__TASK DESCRIPTION__
Make an exact copy of all the data.

— begin DATA EXTRACT —

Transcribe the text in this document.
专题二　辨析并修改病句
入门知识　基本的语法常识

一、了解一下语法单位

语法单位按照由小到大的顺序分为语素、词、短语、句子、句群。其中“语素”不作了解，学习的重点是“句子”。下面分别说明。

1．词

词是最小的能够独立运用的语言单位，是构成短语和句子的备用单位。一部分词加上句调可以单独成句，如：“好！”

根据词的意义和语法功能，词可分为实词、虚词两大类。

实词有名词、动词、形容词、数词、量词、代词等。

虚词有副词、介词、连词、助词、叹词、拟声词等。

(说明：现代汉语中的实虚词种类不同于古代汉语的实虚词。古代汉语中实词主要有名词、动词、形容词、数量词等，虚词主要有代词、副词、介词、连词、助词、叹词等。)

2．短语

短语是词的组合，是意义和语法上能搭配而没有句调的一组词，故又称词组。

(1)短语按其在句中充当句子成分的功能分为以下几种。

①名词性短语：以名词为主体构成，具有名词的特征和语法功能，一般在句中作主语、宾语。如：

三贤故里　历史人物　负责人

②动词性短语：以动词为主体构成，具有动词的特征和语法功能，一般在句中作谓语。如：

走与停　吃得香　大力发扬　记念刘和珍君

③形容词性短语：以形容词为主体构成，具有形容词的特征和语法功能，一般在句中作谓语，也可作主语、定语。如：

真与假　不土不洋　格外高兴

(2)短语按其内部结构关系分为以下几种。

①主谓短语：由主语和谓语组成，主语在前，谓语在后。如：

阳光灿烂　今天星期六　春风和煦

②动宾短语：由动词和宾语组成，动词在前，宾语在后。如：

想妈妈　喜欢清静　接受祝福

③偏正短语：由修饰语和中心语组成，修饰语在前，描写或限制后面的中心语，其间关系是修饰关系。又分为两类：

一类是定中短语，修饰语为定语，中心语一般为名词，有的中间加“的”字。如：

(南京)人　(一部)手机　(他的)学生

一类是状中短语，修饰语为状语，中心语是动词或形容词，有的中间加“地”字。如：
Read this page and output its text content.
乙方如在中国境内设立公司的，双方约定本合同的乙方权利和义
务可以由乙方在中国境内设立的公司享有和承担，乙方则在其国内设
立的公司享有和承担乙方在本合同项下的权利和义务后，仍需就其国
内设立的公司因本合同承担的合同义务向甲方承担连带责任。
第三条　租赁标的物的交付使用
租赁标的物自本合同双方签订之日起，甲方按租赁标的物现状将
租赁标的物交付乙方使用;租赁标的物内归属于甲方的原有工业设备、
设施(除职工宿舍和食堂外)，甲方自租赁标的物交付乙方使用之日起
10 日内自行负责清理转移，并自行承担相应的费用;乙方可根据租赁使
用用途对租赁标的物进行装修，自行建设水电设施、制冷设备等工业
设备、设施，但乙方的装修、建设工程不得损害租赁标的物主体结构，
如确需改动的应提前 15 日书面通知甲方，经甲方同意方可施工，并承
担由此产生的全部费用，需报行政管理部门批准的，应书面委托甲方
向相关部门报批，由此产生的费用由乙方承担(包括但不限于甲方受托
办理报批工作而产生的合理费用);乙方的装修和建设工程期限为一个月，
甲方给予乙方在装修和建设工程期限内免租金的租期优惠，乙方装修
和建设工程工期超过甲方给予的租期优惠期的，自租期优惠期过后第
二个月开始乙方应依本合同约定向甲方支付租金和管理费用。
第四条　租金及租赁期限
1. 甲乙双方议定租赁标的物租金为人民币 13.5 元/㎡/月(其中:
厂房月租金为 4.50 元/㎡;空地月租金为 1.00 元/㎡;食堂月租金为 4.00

— end DATA EXTRACT —

__THE REPLY__
Transcribe the text in this document.
专题二　辨析并修改病句
入门知识　基本的语法常识

一、了解一下语法单位

语法单位按照由小到大的顺序分为语素、词、短语、句子、句群。其中“语素”不作了解，学习的重点是“句子”。下面分别说明。

1．词

词是最小的能够独立运用的语言单位，是构成短语和句子的备用单位。一部分词加上句调可以单独成句，如：“好！”

根据词的意义和语法功能，词可分为实词、虚词两大类。

实词有名词、动词、形容词、数词、量词、代词等。

虚词有副词、介词、连词、助词、叹词、拟声词等。

(说明：现代汉语中的实虚词种类不同于古代汉语的实虚词。古代汉语中实词主要有名词、动词、形容词、数量词等，虚词主要有代词、副词、介词、连词、助词、叹词等。)

2．短语

短语是词的组合，是意义和语法上能搭配而没有句调的一组词，故又称词组。

(1)短语按其在句中充当句子成分的功能分为以下几种。

①名词性短语：以名词为主体构成，具有名词的特征和语法功能，一般在句中作主语、宾语。如：

三贤故里　历史人物　负责人

②动词性短语：以动词为主体构成，具有动词的特征和语法功能，一般在句中作谓语。如：

走与停　吃得香　大力发扬　记念刘和珍君

③形容词性短语：以形容词为主体构成，具有形容词的特征和语法功能，一般在句中作谓语，也可作主语、定语。如：

真与假　不土不洋　格外高兴

(2)短语按其内部结构关系分为以下几种。

①主谓短语：由主语和谓语组成，主语在前，谓语在后。如：

阳光灿烂　今天星期六　春风和煦

②动宾短语：由动词和宾语组成，动词在前，宾语在后。如：

想妈妈　喜欢清静　接受祝福

③偏正短语：由修饰语和中心语组成，修饰语在前，描写或限制后面的中心语，其间关系是修饰关系。又分为两类：

一类是定中短语，修饰语为定语，中心语一般为名词，有的中间加“的”字。如：

(南京)人　(一部)手机　(他的)学生

一类是状中短语，修饰语为状语，中心语是动词或形容词，有的中间加“地”字。如：
Read this page and output its text content.
乙方如在中国境内设立公司的，双方约定本合同的乙方权利和义
务可以由乙方在中国境内设立的公司享有和承担，乙方则在其国内设
立的公司享有和承担乙方在本合同项下的权利和义务后，仍需就其国
内设立的公司因本合同承担的合同义务向甲方承担连带责任。
第三条　租赁标的物的交付使用
租赁标的物自本合同双方签订之日起，甲方按租赁标的物现状将
租赁标的物交付乙方使用;租赁标的物内归属于甲方的原有工业设备、
设施(除职工宿舍和食堂外)，甲方自租赁标的物交付乙方使用之日起
10 日内自行负责清理转移，并自行承担相应的费用;乙方可根据租赁使
用用途对租赁标的物进行装修，自行建设水电设施、制冷设备等工业
设备、设施，但乙方的装修、建设工程不得损害租赁标的物主体结构，
如确需改动的应提前 15 日书面通知甲方，经甲方同意方可施工，并承
担由此产生的全部费用，需报行政管理部门批准的，应书面委托甲方
向相关部门报批，由此产生的费用由乙方承担(包括但不限于甲方受托
办理报批工作而产生的合理费用);乙方的装修和建设工程期限为一个月，
甲方给予乙方在装修和建设工程期限内免租金的租期优惠，乙方装修
和建设工程工期超过甲方给予的租期优惠期的，自租期优惠期过后第
二个月开始乙方应依本合同约定向甲方支付租金和管理费用。
第四条　租金及租赁期限
1. 甲乙双方议定租赁标的物租金为人民币 13.5 元/㎡/月(其中:
厂房月租金为 4.50 元/㎡;空地月租金为 1.00 元/㎡;食堂月租金为 4.00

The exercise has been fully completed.